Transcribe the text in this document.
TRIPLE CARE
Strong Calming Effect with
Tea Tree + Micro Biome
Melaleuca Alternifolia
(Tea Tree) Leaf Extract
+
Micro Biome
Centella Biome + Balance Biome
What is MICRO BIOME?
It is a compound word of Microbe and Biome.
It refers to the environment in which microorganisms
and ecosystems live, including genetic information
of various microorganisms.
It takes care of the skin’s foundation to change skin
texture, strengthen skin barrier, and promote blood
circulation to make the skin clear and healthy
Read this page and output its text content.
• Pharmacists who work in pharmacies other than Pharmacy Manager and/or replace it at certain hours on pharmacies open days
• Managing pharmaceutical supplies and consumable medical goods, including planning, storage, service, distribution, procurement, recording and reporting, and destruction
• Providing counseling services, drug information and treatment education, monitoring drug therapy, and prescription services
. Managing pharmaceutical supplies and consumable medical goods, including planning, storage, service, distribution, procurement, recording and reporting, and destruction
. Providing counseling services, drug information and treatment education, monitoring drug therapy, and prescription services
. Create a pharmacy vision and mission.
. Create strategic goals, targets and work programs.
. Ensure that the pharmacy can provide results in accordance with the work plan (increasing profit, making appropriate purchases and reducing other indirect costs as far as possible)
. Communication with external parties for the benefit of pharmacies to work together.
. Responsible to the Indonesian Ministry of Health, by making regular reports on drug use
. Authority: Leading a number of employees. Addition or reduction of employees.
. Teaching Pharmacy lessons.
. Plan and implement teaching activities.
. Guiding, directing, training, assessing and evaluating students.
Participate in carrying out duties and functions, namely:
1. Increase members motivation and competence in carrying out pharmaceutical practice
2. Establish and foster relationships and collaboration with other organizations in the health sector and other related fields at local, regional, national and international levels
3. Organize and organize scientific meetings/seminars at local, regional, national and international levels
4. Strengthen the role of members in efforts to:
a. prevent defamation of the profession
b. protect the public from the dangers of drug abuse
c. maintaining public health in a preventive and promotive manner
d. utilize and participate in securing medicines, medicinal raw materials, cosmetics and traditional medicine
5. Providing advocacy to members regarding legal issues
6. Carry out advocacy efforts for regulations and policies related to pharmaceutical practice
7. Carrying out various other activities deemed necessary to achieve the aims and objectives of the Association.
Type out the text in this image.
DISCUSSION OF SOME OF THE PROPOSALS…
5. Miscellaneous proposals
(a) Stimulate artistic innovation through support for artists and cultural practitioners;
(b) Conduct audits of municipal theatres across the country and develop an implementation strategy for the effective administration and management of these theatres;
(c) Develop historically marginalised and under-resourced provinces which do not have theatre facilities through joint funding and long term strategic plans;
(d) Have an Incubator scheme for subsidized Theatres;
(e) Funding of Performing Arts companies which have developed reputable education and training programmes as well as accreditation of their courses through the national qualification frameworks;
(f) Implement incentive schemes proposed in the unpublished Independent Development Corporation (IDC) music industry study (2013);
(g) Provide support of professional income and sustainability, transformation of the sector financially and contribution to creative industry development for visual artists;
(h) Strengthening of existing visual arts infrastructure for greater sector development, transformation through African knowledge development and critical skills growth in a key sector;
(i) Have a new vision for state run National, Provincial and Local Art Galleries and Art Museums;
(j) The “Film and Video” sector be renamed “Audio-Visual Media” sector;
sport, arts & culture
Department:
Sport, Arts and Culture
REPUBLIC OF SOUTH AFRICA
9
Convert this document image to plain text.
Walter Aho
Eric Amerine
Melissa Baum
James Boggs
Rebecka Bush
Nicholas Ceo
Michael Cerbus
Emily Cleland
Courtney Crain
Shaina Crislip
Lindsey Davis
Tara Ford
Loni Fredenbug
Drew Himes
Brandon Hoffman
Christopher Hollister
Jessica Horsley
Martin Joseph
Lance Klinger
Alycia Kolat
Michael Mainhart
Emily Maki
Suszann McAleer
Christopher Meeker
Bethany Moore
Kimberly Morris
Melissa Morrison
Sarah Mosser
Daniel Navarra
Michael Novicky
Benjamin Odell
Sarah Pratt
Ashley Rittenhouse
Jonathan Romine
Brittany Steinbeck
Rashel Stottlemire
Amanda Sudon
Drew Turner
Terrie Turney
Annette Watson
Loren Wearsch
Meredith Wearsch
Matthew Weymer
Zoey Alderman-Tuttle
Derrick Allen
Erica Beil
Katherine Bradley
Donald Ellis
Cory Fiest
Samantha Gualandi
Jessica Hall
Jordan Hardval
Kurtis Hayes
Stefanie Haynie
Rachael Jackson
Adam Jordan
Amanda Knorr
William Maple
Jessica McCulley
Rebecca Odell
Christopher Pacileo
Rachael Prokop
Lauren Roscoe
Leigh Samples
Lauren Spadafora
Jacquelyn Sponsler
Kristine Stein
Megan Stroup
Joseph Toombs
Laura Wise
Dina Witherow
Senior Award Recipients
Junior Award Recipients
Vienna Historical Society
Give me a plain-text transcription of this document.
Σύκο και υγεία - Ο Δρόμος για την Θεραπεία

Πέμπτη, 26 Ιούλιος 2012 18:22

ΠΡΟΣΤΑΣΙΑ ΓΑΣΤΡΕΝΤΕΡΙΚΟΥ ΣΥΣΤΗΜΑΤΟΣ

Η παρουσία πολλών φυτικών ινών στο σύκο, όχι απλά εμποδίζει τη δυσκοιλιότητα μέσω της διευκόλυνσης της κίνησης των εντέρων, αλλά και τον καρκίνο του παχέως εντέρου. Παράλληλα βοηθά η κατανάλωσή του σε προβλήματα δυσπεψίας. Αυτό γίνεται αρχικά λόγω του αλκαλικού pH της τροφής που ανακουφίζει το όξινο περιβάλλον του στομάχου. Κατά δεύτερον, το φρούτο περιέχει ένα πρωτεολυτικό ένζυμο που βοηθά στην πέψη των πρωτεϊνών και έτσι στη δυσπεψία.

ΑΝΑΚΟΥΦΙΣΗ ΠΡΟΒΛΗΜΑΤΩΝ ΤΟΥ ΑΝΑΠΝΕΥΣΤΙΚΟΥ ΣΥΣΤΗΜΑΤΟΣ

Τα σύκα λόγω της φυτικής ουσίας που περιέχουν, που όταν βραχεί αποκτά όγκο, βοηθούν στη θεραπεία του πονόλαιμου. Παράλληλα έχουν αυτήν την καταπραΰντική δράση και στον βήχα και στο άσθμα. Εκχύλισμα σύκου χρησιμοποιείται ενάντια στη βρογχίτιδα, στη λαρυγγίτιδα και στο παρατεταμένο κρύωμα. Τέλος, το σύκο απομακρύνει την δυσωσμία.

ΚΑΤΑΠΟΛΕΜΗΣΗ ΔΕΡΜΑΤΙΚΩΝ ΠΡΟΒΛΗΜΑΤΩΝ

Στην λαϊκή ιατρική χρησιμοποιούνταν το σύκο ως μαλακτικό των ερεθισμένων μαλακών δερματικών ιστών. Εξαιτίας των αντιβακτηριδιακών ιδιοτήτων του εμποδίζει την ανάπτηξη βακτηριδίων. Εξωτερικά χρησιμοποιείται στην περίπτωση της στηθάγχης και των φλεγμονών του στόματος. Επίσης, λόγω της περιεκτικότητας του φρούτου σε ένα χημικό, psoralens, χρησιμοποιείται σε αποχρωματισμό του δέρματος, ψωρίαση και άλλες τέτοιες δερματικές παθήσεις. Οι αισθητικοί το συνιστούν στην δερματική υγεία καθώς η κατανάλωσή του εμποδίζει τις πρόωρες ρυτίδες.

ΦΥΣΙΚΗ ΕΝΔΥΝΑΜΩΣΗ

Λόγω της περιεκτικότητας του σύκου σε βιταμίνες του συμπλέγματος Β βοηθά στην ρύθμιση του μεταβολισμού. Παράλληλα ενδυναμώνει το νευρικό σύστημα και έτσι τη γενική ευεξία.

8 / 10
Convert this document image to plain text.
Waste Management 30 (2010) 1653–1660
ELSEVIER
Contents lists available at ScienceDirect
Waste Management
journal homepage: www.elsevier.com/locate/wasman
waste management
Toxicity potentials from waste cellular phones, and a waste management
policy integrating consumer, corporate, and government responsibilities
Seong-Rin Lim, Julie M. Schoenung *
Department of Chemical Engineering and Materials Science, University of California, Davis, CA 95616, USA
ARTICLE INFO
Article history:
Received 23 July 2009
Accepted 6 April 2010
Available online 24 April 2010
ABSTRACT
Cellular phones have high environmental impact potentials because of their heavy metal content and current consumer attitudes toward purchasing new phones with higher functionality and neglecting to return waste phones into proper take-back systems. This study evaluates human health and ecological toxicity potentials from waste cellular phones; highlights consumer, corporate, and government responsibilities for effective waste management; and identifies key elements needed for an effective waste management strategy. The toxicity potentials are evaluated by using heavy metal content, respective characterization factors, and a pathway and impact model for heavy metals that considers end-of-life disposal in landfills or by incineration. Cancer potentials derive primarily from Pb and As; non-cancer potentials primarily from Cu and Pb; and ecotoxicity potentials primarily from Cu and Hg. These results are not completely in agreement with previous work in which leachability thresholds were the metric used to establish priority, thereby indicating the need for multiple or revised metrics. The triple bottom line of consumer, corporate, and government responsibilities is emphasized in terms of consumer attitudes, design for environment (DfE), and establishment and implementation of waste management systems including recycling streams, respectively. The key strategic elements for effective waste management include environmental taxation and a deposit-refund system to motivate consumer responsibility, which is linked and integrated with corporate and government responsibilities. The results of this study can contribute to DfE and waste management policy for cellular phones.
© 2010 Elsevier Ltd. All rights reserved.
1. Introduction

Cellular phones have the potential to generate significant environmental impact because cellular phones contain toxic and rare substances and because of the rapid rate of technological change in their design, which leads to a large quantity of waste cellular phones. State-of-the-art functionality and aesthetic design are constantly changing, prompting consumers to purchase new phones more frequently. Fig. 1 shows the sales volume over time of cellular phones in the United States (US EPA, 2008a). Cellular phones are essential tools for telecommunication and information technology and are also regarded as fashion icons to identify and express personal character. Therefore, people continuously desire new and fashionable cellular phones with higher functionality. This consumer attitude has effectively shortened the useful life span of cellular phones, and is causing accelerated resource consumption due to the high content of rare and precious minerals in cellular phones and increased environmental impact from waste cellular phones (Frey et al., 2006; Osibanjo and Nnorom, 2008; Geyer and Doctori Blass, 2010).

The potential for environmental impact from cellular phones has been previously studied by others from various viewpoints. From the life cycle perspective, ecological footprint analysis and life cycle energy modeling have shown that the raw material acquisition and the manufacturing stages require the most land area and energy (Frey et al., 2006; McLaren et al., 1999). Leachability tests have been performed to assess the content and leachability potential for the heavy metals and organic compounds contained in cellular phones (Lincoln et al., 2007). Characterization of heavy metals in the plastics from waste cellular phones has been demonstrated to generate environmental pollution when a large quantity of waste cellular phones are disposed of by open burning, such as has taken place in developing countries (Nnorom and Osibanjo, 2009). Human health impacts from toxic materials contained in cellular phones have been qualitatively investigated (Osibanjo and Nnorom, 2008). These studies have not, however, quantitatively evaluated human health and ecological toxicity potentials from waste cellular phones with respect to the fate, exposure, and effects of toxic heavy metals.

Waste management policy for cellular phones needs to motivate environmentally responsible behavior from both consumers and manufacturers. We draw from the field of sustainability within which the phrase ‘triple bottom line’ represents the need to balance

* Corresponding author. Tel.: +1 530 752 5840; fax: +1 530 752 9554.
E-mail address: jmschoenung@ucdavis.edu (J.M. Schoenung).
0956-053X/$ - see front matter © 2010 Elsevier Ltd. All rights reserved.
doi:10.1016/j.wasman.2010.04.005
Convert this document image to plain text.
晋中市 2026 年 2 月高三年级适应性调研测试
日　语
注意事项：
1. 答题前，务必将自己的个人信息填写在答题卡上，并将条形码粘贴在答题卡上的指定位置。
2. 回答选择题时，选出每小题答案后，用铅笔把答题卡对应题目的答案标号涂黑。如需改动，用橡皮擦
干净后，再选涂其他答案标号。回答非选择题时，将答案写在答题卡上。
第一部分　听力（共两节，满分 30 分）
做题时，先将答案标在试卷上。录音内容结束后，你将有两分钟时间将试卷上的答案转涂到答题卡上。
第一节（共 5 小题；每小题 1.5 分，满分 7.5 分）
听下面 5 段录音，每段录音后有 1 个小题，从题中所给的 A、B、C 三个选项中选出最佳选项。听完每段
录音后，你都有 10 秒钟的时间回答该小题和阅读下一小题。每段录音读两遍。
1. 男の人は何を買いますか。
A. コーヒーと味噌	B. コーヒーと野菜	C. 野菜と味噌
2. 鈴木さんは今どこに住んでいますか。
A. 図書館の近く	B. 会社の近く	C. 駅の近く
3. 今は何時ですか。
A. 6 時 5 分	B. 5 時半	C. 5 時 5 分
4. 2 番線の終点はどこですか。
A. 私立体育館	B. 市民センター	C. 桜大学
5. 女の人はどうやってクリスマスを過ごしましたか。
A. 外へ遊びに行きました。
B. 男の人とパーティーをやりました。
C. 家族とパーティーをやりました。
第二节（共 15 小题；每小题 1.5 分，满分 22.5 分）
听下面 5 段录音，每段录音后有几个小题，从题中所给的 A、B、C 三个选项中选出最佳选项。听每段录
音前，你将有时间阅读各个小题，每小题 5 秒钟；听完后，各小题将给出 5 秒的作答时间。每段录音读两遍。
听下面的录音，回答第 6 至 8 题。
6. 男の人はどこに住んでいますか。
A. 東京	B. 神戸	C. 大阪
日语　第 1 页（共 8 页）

EXERCISE DESCRIPTION |
Show every line from the entries above in which the word "international" appears.

ANSWER IN FULL |
2. Establish and foster relationships and collaboration with other organizations in the health sector and other related fields at local, regional, national and international levels
3. Organize and organize scientific meetings/seminars at local, regional, national and international levels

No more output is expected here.